**DIRECTIONS FOR THIS TASK**
All of the material below is to be retyped exactly.
══ DATASET ROWS
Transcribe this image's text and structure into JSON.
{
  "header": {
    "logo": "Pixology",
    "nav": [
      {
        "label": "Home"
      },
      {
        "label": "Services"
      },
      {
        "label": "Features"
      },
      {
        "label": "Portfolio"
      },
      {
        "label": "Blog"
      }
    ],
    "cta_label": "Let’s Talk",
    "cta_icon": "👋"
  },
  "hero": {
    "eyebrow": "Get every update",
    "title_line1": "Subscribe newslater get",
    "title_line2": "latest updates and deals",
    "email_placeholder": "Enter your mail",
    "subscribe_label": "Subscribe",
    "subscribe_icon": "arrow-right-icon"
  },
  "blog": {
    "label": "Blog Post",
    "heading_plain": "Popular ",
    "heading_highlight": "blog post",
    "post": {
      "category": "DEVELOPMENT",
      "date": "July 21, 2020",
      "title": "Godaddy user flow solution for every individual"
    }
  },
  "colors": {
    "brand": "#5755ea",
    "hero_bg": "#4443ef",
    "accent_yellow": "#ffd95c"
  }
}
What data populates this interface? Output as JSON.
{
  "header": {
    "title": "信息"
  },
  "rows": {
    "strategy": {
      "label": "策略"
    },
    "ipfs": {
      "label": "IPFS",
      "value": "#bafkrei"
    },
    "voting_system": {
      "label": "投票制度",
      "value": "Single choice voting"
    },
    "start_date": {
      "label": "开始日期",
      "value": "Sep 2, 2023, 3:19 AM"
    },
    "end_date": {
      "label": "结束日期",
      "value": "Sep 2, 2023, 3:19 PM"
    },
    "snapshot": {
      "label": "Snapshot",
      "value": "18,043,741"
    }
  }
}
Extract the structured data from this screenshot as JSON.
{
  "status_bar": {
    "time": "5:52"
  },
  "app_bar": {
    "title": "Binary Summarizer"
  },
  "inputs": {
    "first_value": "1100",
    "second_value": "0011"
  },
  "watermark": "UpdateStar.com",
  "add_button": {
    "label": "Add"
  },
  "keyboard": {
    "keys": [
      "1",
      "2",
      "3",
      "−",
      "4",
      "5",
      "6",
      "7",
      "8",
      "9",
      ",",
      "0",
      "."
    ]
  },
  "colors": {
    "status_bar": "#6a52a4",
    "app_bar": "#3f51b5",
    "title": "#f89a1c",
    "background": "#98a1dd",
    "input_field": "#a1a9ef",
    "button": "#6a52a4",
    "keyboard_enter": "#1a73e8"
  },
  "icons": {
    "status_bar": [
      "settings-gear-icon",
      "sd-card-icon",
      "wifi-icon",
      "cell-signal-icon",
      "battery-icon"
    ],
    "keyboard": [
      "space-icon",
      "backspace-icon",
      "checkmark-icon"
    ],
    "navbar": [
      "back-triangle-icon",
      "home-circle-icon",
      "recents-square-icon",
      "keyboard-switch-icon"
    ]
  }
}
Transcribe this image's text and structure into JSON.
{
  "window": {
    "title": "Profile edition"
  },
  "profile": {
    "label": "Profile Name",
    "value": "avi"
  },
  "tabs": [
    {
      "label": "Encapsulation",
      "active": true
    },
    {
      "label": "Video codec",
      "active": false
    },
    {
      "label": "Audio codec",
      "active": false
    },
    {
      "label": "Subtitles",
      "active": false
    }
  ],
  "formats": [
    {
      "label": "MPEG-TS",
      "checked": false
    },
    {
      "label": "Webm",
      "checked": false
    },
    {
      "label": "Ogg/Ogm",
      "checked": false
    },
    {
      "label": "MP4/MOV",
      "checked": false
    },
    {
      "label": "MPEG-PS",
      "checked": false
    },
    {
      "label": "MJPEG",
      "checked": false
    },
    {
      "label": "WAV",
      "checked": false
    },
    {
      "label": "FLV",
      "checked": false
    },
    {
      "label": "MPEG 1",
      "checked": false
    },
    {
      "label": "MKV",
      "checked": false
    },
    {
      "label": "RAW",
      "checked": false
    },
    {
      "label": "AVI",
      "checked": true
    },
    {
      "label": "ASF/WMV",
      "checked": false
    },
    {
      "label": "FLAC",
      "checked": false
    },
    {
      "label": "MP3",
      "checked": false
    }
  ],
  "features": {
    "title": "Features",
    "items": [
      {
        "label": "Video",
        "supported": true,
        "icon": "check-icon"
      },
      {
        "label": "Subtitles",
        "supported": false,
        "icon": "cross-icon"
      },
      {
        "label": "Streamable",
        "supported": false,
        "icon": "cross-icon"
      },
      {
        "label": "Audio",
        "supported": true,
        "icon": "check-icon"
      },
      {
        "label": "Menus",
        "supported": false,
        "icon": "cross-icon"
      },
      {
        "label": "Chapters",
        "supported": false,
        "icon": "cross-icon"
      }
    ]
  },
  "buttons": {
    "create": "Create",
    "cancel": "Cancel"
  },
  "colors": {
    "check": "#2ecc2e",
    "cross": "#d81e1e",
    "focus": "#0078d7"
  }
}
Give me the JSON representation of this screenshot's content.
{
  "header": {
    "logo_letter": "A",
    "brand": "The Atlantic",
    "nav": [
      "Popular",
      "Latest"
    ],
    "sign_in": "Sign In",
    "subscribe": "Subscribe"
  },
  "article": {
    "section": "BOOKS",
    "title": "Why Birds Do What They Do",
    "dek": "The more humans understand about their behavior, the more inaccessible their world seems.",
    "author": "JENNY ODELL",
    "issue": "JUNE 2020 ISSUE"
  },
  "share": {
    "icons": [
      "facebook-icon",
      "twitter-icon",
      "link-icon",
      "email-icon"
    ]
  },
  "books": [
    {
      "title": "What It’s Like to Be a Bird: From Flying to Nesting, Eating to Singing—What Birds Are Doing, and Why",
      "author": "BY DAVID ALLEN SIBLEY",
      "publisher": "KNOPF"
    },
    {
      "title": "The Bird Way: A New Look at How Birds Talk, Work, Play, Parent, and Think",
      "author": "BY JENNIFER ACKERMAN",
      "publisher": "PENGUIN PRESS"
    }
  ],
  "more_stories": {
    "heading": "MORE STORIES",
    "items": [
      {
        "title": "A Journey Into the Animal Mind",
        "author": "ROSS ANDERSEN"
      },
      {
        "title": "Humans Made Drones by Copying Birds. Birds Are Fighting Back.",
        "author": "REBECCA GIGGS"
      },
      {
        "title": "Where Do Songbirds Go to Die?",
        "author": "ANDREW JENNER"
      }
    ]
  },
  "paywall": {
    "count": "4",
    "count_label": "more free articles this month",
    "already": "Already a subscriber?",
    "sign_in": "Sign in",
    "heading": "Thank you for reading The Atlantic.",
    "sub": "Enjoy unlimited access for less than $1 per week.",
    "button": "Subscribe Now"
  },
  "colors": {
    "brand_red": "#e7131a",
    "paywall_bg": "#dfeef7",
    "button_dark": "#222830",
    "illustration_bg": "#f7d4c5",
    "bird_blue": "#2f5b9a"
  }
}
════
**FINAL RESULT**
Transcribe this image's text and structure into JSON.
{
  "header": {
    "logo": "Pixology",
    "nav": [
      {
        "label": "Home"
      },
      {
        "label": "Services"
      },
      {
        "label": "Features"
      },
      {
        "label": "Portfolio"
      },
      {
        "label": "Blog"
      }
    ],
    "cta_label": "Let’s Talk",
    "cta_icon": "👋"
  },
  "hero": {
    "eyebrow": "Get every update",
    "title_line1": "Subscribe newslater get",
    "title_line2": "latest updates and deals",
    "email_placeholder": "Enter your mail",
    "subscribe_label": "Subscribe",
    "subscribe_icon": "arrow-right-icon"
  },
  "blog": {
    "label": "Blog Post",
    "heading_plain": "Popular ",
    "heading_highlight": "blog post",
    "post": {
      "category": "DEVELOPMENT",
      "date": "July 21, 2020",
      "title": "Godaddy user flow solution for every individual"
    }
  },
  "colors": {
    "brand": "#5755ea",
    "hero_bg": "#4443ef",
    "accent_yellow": "#ffd95c"
  }
}
What data populates this interface? Output as JSON.
{
  "header": {
    "title": "信息"
  },
  "rows": {
    "strategy": {
      "label": "策略"
    },
    "ipfs": {
      "label": "IPFS",
      "value": "#bafkrei"
    },
    "voting_system": {
      "label": "投票制度",
      "value": "Single choice voting"
    },
    "start_date": {
      "label": "开始日期",
      "value": "Sep 2, 2023, 3:19 AM"
    },
    "end_date": {
      "label": "结束日期",
      "value": "Sep 2, 2023, 3:19 PM"
    },
    "snapshot": {
      "label": "Snapshot",
      "value": "18,043,741"
    }
  }
}
Extract the structured data from this screenshot as JSON.
{
  "status_bar": {
    "time": "5:52"
  },
  "app_bar": {
    "title": "Binary Summarizer"
  },
  "inputs": {
    "first_value": "1100",
    "second_value": "0011"
  },
  "watermark": "UpdateStar.com",
  "add_button": {
    "label": "Add"
  },
  "keyboard": {
    "keys": [
      "1",
      "2",
      "3",
      "−",
      "4",
      "5",
      "6",
      "7",
      "8",
      "9",
      ",",
      "0",
      "."
    ]
  },
  "colors": {
    "status_bar": "#6a52a4",
    "app_bar": "#3f51b5",
    "title": "#f89a1c",
    "background": "#98a1dd",
    "input_field": "#a1a9ef",
    "button": "#6a52a4",
    "keyboard_enter": "#1a73e8"
  },
  "icons": {
    "status_bar": [
      "settings-gear-icon",
      "sd-card-icon",
      "wifi-icon",
      "cell-signal-icon",
      "battery-icon"
    ],
    "keyboard": [
      "space-icon",
      "backspace-icon",
      "checkmark-icon"
    ],
    "navbar": [
      "back-triangle-icon",
      "home-circle-icon",
      "recents-square-icon",
      "keyboard-switch-icon"
    ]
  }
}
Transcribe this image's text and structure into JSON.
{
  "window": {
    "title": "Profile edition"
  },
  "profile": {
    "label": "Profile Name",
    "value": "avi"
  },
  "tabs": [
    {
      "label": "Encapsulation",
      "active": true
    },
    {
      "label": "Video codec",
      "active": false
    },
    {
      "label": "Audio codec",
      "active": false
    },
    {
      "label": "Subtitles",
      "active": false
    }
  ],
  "formats": [
    {
      "label": "MPEG-TS",
      "checked": false
    },
    {
      "label": "Webm",
      "checked": false
    },
    {
      "label": "Ogg/Ogm",
      "checked": false
    },
    {
      "label": "MP4/MOV",
      "checked": false
    },
    {
      "label": "MPEG-PS",
      "checked": false
    },
    {
      "label": "MJPEG",
      "checked": false
    },
    {
      "label": "WAV",
      "checked": false
    },
    {
      "label": "FLV",
      "checked": false
    },
    {
      "label": "MPEG 1",
      "checked": false
    },
    {
      "label": "MKV",
      "checked": false
    },
    {
      "label": "RAW",
      "checked": false
    },
    {
      "label": "AVI",
      "checked": true
    },
    {
      "label": "ASF/WMV",
      "checked": false
    },
    {
      "label": "FLAC",
      "checked": false
    },
    {
      "label": "MP3",
      "checked": false
    }
  ],
  "features": {
    "title": "Features",
    "items": [
      {
        "label": "Video",
        "supported": true,
        "icon": "check-icon"
      },
      {
        "label": "Subtitles",
        "supported": false,
        "icon": "cross-icon"
      },
      {
        "label": "Streamable",
        "supported": false,
        "icon": "cross-icon"
      },
      {
        "label": "Audio",
        "supported": true,
        "icon": "check-icon"
      },
      {
        "label": "Menus",
        "supported": false,
        "icon": "cross-icon"
      },
      {
        "label": "Chapters",
        "supported": false,
        "icon": "cross-icon"
      }
    ]
  },
  "buttons": {
    "create": "Create",
    "cancel": "Cancel"
  },
  "colors": {
    "check": "#2ecc2e",
    "cross": "#d81e1e",
    "focus": "#0078d7"
  }
}
Give me the JSON representation of this screenshot's content.
{
  "header": {
    "logo_letter": "A",
    "brand": "The Atlantic",
    "nav": [
      "Popular",
      "Latest"
    ],
    "sign_in": "Sign In",
    "subscribe": "Subscribe"
  },
  "article": {
    "section": "BOOKS",
    "title": "Why Birds Do What They Do",
    "dek": "The more humans understand about their behavior, the more inaccessible their world seems.",
    "author": "JENNY ODELL",
    "issue": "JUNE 2020 ISSUE"
  },
  "share": {
    "icons": [
      "facebook-icon",
      "twitter-icon",
      "link-icon",
      "email-icon"
    ]
  },
  "books": [
    {
      "title": "What It’s Like to Be a Bird: From Flying to Nesting, Eating to Singing—What Birds Are Doing, and Why",
      "author": "BY DAVID ALLEN SIBLEY",
      "publisher": "KNOPF"
    },
    {
      "title": "The Bird Way: A New Look at How Birds Talk, Work, Play, Parent, and Think",
      "author": "BY JENNIFER ACKERMAN",
      "publisher": "PENGUIN PRESS"
    }
  ],
  "more_stories": {
    "heading": "MORE STORIES",
    "items": [
      {
        "title": "A Journey Into the Animal Mind",
        "author": "ROSS ANDERSEN"
      },
      {
        "title": "Humans Made Drones by Copying Birds. Birds Are Fighting Back.",
        "author": "REBECCA GIGGS"
      },
      {
        "title": "Where Do Songbirds Go to Die?",
        "author": "ANDREW JENNER"
      }
    ]
  },
  "paywall": {
    "count": "4",
    "count_label": "more free articles this month",
    "already": "Already a subscriber?",
    "sign_in": "Sign in",
    "heading": "Thank you for reading The Atlantic.",
    "sub": "Enjoy unlimited access for less than $1 per week.",
    "button": "Subscribe Now"
  },
  "colors": {
    "brand_red": "#e7131a",
    "paywall_bg": "#dfeef7",
    "button_dark": "#222830",
    "illustration_bg": "#f7d4c5",
    "bird_blue": "#2f5b9a"
  }
}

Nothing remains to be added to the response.